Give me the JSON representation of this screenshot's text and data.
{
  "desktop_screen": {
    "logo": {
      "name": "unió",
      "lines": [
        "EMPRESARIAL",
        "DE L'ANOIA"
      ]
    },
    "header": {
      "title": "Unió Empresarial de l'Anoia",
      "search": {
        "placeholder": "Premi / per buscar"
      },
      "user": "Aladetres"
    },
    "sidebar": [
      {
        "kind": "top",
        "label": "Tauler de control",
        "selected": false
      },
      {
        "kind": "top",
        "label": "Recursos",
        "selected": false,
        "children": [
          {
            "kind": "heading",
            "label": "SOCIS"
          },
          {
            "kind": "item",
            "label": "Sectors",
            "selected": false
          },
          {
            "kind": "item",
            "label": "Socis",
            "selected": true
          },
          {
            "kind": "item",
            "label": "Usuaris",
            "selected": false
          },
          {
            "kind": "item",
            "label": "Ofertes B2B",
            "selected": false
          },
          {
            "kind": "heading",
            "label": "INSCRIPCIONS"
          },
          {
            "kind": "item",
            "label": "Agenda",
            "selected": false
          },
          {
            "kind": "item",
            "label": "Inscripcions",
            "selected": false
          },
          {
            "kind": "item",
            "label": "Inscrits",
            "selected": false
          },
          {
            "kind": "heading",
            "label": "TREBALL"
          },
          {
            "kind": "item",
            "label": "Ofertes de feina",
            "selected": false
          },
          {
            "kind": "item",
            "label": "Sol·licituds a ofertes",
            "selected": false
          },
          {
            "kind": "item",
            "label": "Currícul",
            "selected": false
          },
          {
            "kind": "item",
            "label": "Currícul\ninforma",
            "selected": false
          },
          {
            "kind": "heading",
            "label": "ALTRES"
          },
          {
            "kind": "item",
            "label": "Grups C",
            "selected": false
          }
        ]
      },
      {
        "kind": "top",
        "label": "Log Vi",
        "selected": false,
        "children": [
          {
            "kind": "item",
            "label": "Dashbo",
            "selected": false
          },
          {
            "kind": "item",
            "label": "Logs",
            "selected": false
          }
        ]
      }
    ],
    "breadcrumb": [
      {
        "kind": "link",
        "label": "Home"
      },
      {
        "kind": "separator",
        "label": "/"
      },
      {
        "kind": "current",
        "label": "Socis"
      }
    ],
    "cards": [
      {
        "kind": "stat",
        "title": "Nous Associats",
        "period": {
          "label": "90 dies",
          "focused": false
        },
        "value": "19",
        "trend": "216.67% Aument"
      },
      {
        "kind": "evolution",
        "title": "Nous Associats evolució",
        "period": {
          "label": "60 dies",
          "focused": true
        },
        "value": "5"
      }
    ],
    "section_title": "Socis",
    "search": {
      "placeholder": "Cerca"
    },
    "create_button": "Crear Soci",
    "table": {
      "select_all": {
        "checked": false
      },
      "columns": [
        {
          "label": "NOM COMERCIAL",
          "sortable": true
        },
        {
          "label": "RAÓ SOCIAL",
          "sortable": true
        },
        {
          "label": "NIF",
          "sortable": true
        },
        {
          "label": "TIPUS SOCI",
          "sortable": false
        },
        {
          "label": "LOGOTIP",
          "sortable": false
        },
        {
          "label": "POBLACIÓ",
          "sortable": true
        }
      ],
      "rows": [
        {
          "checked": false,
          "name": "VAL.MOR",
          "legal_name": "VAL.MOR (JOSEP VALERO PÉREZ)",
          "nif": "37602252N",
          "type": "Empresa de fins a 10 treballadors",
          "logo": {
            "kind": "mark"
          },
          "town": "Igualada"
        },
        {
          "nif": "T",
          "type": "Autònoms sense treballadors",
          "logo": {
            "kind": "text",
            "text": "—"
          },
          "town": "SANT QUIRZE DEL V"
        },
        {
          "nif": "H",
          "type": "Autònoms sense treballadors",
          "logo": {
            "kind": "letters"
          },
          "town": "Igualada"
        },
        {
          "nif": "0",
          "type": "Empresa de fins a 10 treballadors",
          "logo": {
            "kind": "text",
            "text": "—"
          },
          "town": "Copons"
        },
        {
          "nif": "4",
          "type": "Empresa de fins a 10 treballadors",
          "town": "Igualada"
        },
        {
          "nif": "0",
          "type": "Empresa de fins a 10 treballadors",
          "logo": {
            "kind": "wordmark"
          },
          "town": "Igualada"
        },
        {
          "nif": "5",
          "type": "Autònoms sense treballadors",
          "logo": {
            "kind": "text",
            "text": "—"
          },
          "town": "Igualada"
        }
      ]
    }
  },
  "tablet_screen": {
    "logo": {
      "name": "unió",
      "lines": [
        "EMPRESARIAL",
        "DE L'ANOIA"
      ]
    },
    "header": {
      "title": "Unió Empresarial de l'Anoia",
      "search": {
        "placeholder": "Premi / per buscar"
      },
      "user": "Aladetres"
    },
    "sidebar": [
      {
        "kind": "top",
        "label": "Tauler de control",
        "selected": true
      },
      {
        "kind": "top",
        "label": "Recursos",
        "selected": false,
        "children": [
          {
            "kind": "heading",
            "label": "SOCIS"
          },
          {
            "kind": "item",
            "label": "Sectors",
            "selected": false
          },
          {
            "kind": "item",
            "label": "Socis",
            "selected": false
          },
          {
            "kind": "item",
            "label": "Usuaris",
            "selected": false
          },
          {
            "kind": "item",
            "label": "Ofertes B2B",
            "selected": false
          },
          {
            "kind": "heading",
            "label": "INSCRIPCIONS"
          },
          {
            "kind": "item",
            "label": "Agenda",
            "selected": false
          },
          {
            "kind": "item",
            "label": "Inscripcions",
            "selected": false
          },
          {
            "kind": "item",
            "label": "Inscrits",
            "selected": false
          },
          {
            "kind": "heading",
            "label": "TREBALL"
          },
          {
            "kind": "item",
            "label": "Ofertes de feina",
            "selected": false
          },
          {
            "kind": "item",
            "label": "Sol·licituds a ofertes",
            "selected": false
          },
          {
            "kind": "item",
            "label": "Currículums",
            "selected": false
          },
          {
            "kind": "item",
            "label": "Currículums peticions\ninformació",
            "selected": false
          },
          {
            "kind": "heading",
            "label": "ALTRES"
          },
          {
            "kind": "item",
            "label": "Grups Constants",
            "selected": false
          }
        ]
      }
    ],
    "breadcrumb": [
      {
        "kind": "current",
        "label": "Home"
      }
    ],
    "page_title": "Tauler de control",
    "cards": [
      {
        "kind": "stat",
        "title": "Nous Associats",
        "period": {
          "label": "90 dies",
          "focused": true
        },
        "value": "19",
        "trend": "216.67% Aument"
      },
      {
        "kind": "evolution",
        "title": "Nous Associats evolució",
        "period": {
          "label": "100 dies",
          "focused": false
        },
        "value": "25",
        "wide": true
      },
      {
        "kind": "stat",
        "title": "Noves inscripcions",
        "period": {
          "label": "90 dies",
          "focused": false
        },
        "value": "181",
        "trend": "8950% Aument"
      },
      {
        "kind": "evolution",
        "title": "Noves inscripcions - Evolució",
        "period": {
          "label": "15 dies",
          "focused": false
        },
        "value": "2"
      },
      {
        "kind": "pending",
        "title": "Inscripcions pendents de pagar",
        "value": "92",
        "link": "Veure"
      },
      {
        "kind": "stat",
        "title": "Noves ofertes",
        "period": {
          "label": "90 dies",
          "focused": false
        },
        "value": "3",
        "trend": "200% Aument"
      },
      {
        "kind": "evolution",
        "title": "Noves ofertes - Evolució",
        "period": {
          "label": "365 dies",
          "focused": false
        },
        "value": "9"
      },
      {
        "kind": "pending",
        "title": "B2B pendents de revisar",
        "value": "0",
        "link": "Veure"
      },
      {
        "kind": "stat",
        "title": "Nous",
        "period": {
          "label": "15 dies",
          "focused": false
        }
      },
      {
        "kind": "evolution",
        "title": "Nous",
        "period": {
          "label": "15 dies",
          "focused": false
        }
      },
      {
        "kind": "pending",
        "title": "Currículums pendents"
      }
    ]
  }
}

::::

Repeat all the entries word for word.

Give me the JSON representation of this screenshot's text and data.
{
  "desktop_screen": {
    "logo": {
      "name": "unió",
      "lines": [
        "EMPRESARIAL",
        "DE L'ANOIA"
      ]
    },
    "header": {
      "title": "Unió Empresarial de l'Anoia",
      "search": {
        "placeholder": "Premi / per buscar"
      },
      "user": "Aladetres"
    },
    "sidebar": [
      {
        "kind": "top",
        "label": "Tauler de control",
        "selected": false
      },
      {
        "kind": "top",
        "label": "Recursos",
        "selected": false,
        "children": [
          {
            "kind": "heading",
            "label": "SOCIS"
          },
          {
            "kind": "item",
            "label": "Sectors",
            "selected": false
          },
          {
            "kind": "item",
            "label": "Socis",
            "selected": true
          },
          {
            "kind": "item",
            "label": "Usuaris",
            "selected": false
          },
          {
            "kind": "item",
            "label": "Ofertes B2B",
            "selected": false
          },
          {
            "kind": "heading",
            "label": "INSCRIPCIONS"
          },
          {
            "kind": "item",
            "label": "Agenda",
            "selected": false
          },
          {
            "kind": "item",
            "label": "Inscripcions",
            "selected": false
          },
          {
            "kind": "item",
            "label": "Inscrits",
            "selected": false
          },
          {
            "kind": "heading",
            "label": "TREBALL"
          },
          {
            "kind": "item",
            "label": "Ofertes de feina",
            "selected": false
          },
          {
            "kind": "item",
            "label": "Sol·licituds a ofertes",
            "selected": false
          },
          {
            "kind": "item",
            "label": "Currícul",
            "selected": false
          },
          {
            "kind": "item",
            "label": "Currícul\ninforma",
            "selected": false
          },
          {
            "kind": "heading",
            "label": "ALTRES"
          },
          {
            "kind": "item",
            "label": "Grups C",
            "selected": false
          }
        ]
      },
      {
        "kind": "top",
        "label": "Log Vi",
        "selected": false,
        "children": [
          {
            "kind": "item",
            "label": "Dashbo",
            "selected": false
          },
          {
            "kind": "item",
            "label": "Logs",
            "selected": false
          }
        ]
      }
    ],
    "breadcrumb": [
      {
        "kind": "link",
        "label": "Home"
      },
      {
        "kind": "separator",
        "label": "/"
      },
      {
        "kind": "current",
        "label": "Socis"
      }
    ],
    "cards": [
      {
        "kind": "stat",
        "title": "Nous Associats",
        "period": {
          "label": "90 dies",
          "focused": false
        },
        "value": "19",
        "trend": "216.67% Aument"
      },
      {
        "kind": "evolution",
        "title": "Nous Associats evolució",
        "period": {
          "label": "60 dies",
          "focused": true
        },
        "value": "5"
      }
    ],
    "section_title": "Socis",
    "search": {
      "placeholder": "Cerca"
    },
    "create_button": "Crear Soci",
    "table": {
      "select_all": {
        "checked": false
      },
      "columns": [
        {
          "label": "NOM COMERCIAL",
          "sortable": true
        },
        {
          "label": "RAÓ SOCIAL",
          "sortable": true
        },
        {
          "label": "NIF",
          "sortable": true
        },
        {
          "label": "TIPUS SOCI",
          "sortable": false
        },
        {
          "label": "LOGOTIP",
          "sortable": false
        },
        {
          "label": "POBLACIÓ",
          "sortable": true
        }
      ],
      "rows": [
        {
          "checked": false,
          "name": "VAL.MOR",
          "legal_name": "VAL.MOR (JOSEP VALERO PÉREZ)",
          "nif": "37602252N",
          "type": "Empresa de fins a 10 treballadors",
          "logo": {
            "kind": "mark"
          },
          "town": "Igualada"
        },
        {
          "nif": "T",
          "type": "Autònoms sense treballadors",
          "logo": {
            "kind": "text",
            "text": "—"
          },
          "town": "SANT QUIRZE DEL V"
        },
        {
          "nif": "H",
          "type": "Autònoms sense treballadors",
          "logo": {
            "kind": "letters"
          },
          "town": "Igualada"
        },
        {
          "nif": "0",
          "type": "Empresa de fins a 10 treballadors",
          "logo": {
            "kind": "text",
            "text": "—"
          },
          "town": "Copons"
        },
        {
          "nif": "4",
          "type": "Empresa de fins a 10 treballadors",
          "town": "Igualada"
        },
        {
          "nif": "0",
          "type": "Empresa de fins a 10 treballadors",
          "logo": {
            "kind": "wordmark"
          },
          "town": "Igualada"
        },
        {
          "nif": "5",
          "type": "Autònoms sense treballadors",
          "logo": {
            "kind": "text",
            "text": "—"
          },
          "town": "Igualada"
        }
      ]
    }
  },
  "tablet_screen": {
    "logo": {
      "name": "unió",
      "lines": [
        "EMPRESARIAL",
        "DE L'ANOIA"
      ]
    },
    "header": {
      "title": "Unió Empresarial de l'Anoia",
      "search": {
        "placeholder": "Premi / per buscar"
      },
      "user": "Aladetres"
    },
    "sidebar": [
      {
        "kind": "top",
        "label": "Tauler de control",
        "selected": true
      },
      {
        "kind": "top",
        "label": "Recursos",
        "selected": false,
        "children": [
          {
            "kind": "heading",
            "label": "SOCIS"
          },
          {
            "kind": "item",
            "label": "Sectors",
            "selected": false
          },
          {
            "kind": "item",
            "label": "Socis",
            "selected": false
          },
          {
            "kind": "item",
            "label": "Usuaris",
            "selected": false
          },
          {
            "kind": "item",
            "label": "Ofertes B2B",
            "selected": false
          },
          {
            "kind": "heading",
            "label": "INSCRIPCIONS"
          },
          {
            "kind": "item",
            "label": "Agenda",
            "selected": false
          },
          {
            "kind": "item",
            "label": "Inscripcions",
            "selected": false
          },
          {
            "kind": "item",
            "label": "Inscrits",
            "selected": false
          },
          {
            "kind": "heading",
            "label": "TREBALL"
          },
          {
            "kind": "item",
            "label": "Ofertes de feina",
            "selected": false
          },
          {
            "kind": "item",
            "label": "Sol·licituds a ofertes",
            "selected": false
          },
          {
            "kind": "item",
            "label": "Currículums",
            "selected": false
          },
          {
            "kind": "item",
            "label": "Currículums peticions\ninformació",
            "selected": false
          },
          {
            "kind": "heading",
            "label": "ALTRES"
          },
          {
            "kind": "item",
            "label": "Grups Constants",
            "selected": false
          }
        ]
      }
    ],
    "breadcrumb": [
      {
        "kind": "current",
        "label": "Home"
      }
    ],
    "page_title": "Tauler de control",
    "cards": [
      {
        "kind": "stat",
        "title": "Nous Associats",
        "period": {
          "label": "90 dies",
          "focused": true
        },
        "value": "19",
        "trend": "216.67% Aument"
      },
      {
        "kind": "evolution",
        "title": "Nous Associats evolució",
        "period": {
          "label": "100 dies",
          "focused": false
        },
        "value": "25",
        "wide": true
      },
      {
        "kind": "stat",
        "title": "Noves inscripcions",
        "period": {
          "label": "90 dies",
          "focused": false
        },
        "value": "181",
        "trend": "8950% Aument"
      },
      {
        "kind": "evolution",
        "title": "Noves inscripcions - Evolució",
        "period": {
          "label": "15 dies",
          "focused": false
        },
        "value": "2"
      },
      {
        "kind": "pending",
        "title": "Inscripcions pendents de pagar",
        "value": "92",
        "link": "Veure"
      },
      {
        "kind": "stat",
        "title": "Noves ofertes",
        "period": {
          "label": "90 dies",
          "focused": false
        },
        "value": "3",
        "trend": "200% Aument"
      },
      {
        "kind": "evolution",
        "title": "Noves ofertes - Evolució",
        "period": {
          "label": "365 dies",
          "focused": false
        },
        "value": "9"
      },
      {
        "kind": "pending",
        "title": "B2B pendents de revisar",
        "value": "0",
        "link": "Veure"
      },
      {
        "kind": "stat",
        "title": "Nous",
        "period": {
          "label": "15 dies",
          "focused": false
        }
      },
      {
        "kind": "evolution",
        "title": "Nous",
        "period": {
          "label": "15 dies",
          "focused": false
        }
      },
      {
        "kind": "pending",
        "title": "Currículums pendents"
      }
    ]
  }
}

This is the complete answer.